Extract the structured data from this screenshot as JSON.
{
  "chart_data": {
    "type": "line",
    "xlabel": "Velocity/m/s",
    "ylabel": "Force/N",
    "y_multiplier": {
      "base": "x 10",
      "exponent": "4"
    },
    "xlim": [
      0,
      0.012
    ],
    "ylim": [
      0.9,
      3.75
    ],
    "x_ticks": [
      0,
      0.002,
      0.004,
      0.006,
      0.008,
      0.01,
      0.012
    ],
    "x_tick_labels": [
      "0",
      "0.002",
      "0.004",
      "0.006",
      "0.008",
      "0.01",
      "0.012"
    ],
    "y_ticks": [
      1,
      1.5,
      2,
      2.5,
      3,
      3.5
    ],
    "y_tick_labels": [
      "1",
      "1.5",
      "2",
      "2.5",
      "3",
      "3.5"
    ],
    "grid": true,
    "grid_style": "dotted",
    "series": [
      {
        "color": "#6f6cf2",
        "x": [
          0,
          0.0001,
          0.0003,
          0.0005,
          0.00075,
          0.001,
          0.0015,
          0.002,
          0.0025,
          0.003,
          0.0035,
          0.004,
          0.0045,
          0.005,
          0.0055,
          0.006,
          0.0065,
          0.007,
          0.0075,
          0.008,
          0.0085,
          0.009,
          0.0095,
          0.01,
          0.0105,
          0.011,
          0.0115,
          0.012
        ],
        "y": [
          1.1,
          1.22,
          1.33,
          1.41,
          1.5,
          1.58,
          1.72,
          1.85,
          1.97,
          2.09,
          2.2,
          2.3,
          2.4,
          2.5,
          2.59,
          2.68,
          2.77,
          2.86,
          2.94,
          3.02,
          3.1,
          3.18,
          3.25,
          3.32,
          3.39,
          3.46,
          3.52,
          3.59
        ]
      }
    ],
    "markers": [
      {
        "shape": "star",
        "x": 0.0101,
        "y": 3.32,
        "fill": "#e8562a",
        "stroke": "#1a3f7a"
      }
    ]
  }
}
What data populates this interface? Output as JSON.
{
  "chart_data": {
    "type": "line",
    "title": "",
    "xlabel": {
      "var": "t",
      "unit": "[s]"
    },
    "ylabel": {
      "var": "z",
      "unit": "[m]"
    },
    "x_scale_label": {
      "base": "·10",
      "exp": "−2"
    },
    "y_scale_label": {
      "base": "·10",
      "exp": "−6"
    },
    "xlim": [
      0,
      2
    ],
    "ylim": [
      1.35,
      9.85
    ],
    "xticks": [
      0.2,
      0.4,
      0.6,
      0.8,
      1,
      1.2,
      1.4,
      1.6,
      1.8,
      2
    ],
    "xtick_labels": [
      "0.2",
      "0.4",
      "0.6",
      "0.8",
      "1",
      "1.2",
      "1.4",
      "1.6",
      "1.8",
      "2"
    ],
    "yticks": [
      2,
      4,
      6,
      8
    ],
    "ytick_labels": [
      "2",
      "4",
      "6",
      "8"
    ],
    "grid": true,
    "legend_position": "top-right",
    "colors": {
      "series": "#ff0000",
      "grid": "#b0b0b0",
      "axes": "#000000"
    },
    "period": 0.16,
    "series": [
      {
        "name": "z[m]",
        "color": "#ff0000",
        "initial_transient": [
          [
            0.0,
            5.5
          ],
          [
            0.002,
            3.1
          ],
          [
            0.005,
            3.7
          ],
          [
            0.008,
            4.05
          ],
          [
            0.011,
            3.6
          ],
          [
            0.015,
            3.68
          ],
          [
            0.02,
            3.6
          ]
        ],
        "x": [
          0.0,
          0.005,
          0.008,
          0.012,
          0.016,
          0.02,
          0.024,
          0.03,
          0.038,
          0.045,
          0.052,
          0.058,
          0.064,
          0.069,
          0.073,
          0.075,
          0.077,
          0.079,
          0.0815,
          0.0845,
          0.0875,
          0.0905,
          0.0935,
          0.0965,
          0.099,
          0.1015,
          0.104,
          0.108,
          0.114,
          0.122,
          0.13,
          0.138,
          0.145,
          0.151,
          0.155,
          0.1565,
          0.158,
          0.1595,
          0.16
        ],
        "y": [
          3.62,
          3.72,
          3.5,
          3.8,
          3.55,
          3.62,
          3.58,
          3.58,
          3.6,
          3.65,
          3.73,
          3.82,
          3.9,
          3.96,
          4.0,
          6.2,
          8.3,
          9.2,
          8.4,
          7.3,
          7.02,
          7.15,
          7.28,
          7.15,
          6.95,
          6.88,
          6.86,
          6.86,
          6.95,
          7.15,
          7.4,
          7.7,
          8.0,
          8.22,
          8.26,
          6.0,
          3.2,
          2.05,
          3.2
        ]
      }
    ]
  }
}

**Stated task**
Output the whole listing above again, word for word.

**Solution to this problem**
Extract the structured data from this screenshot as JSON.
{
  "chart_data": {
    "type": "line",
    "xlabel": "Velocity/m/s",
    "ylabel": "Force/N",
    "y_multiplier": {
      "base": "x 10",
      "exponent": "4"
    },
    "xlim": [
      0,
      0.012
    ],
    "ylim": [
      0.9,
      3.75
    ],
    "x_ticks": [
      0,
      0.002,
      0.004,
      0.006,
      0.008,
      0.01,
      0.012
    ],
    "x_tick_labels": [
      "0",
      "0.002",
      "0.004",
      "0.006",
      "0.008",
      "0.01",
      "0.012"
    ],
    "y_ticks": [
      1,
      1.5,
      2,
      2.5,
      3,
      3.5
    ],
    "y_tick_labels": [
      "1",
      "1.5",
      "2",
      "2.5",
      "3",
      "3.5"
    ],
    "grid": true,
    "grid_style": "dotted",
    "series": [
      {
        "color": "#6f6cf2",
        "x": [
          0,
          0.0001,
          0.0003,
          0.0005,
          0.00075,
          0.001,
          0.0015,
          0.002,
          0.0025,
          0.003,
          0.0035,
          0.004,
          0.0045,
          0.005,
          0.0055,
          0.006,
          0.0065,
          0.007,
          0.0075,
          0.008,
          0.0085,
          0.009,
          0.0095,
          0.01,
          0.0105,
          0.011,
          0.0115,
          0.012
        ],
        "y": [
          1.1,
          1.22,
          1.33,
          1.41,
          1.5,
          1.58,
          1.72,
          1.85,
          1.97,
          2.09,
          2.2,
          2.3,
          2.4,
          2.5,
          2.59,
          2.68,
          2.77,
          2.86,
          2.94,
          3.02,
          3.1,
          3.18,
          3.25,
          3.32,
          3.39,
          3.46,
          3.52,
          3.59
        ]
      }
    ],
    "markers": [
      {
        "shape": "star",
        "x": 0.0101,
        "y": 3.32,
        "fill": "#e8562a",
        "stroke": "#1a3f7a"
      }
    ]
  }
}
What data populates this interface? Output as JSON.
{
  "chart_data": {
    "type": "line",
    "title": "",
    "xlabel": {
      "var": "t",
      "unit": "[s]"
    },
    "ylabel": {
      "var": "z",
      "unit": "[m]"
    },
    "x_scale_label": {
      "base": "·10",
      "exp": "−2"
    },
    "y_scale_label": {
      "base": "·10",
      "exp": "−6"
    },
    "xlim": [
      0,
      2
    ],
    "ylim": [
      1.35,
      9.85
    ],
    "xticks": [
      0.2,
      0.4,
      0.6,
      0.8,
      1,
      1.2,
      1.4,
      1.6,
      1.8,
      2
    ],
    "xtick_labels": [
      "0.2",
      "0.4",
      "0.6",
      "0.8",
      "1",
      "1.2",
      "1.4",
      "1.6",
      "1.8",
      "2"
    ],
    "yticks": [
      2,
      4,
      6,
      8
    ],
    "ytick_labels": [
      "2",
      "4",
      "6",
      "8"
    ],
    "grid": true,
    "legend_position": "top-right",
    "colors": {
      "series": "#ff0000",
      "grid": "#b0b0b0",
      "axes": "#000000"
    },
    "period": 0.16,
    "series": [
      {
        "name": "z[m]",
        "color": "#ff0000",
        "initial_transient": [
          [
            0.0,
            5.5
          ],
          [
            0.002,
            3.1
          ],
          [
            0.005,
            3.7
          ],
          [
            0.008,
            4.05
          ],
          [
            0.011,
            3.6
          ],
          [
            0.015,
            3.68
          ],
          [
            0.02,
            3.6
          ]
        ],
        "x": [
          0.0,
          0.005,
          0.008,
          0.012,
          0.016,
          0.02,
          0.024,
          0.03,
          0.038,
          0.045,
          0.052,
          0.058,
          0.064,
          0.069,
          0.073,
          0.075,
          0.077,
          0.079,
          0.0815,
          0.0845,
          0.0875,
          0.0905,
          0.0935,
          0.0965,
          0.099,
          0.1015,
          0.104,
          0.108,
          0.114,
          0.122,
          0.13,
          0.138,
          0.145,
          0.151,
          0.155,
          0.1565,
          0.158,
          0.1595,
          0.16
        ],
        "y": [
          3.62,
          3.72,
          3.5,
          3.8,
          3.55,
          3.62,
          3.58,
          3.58,
          3.6,
          3.65,
          3.73,
          3.82,
          3.9,
          3.96,
          4.0,
          6.2,
          8.3,
          9.2,
          8.4,
          7.3,
          7.02,
          7.15,
          7.28,
          7.15,
          6.95,
          6.88,
          6.86,
          6.86,
          6.95,
          7.15,
          7.4,
          7.7,
          8.0,
          8.22,
          8.26,
          6.0,
          3.2,
          2.05,
          3.2
        ]
      }
    ]
  }
}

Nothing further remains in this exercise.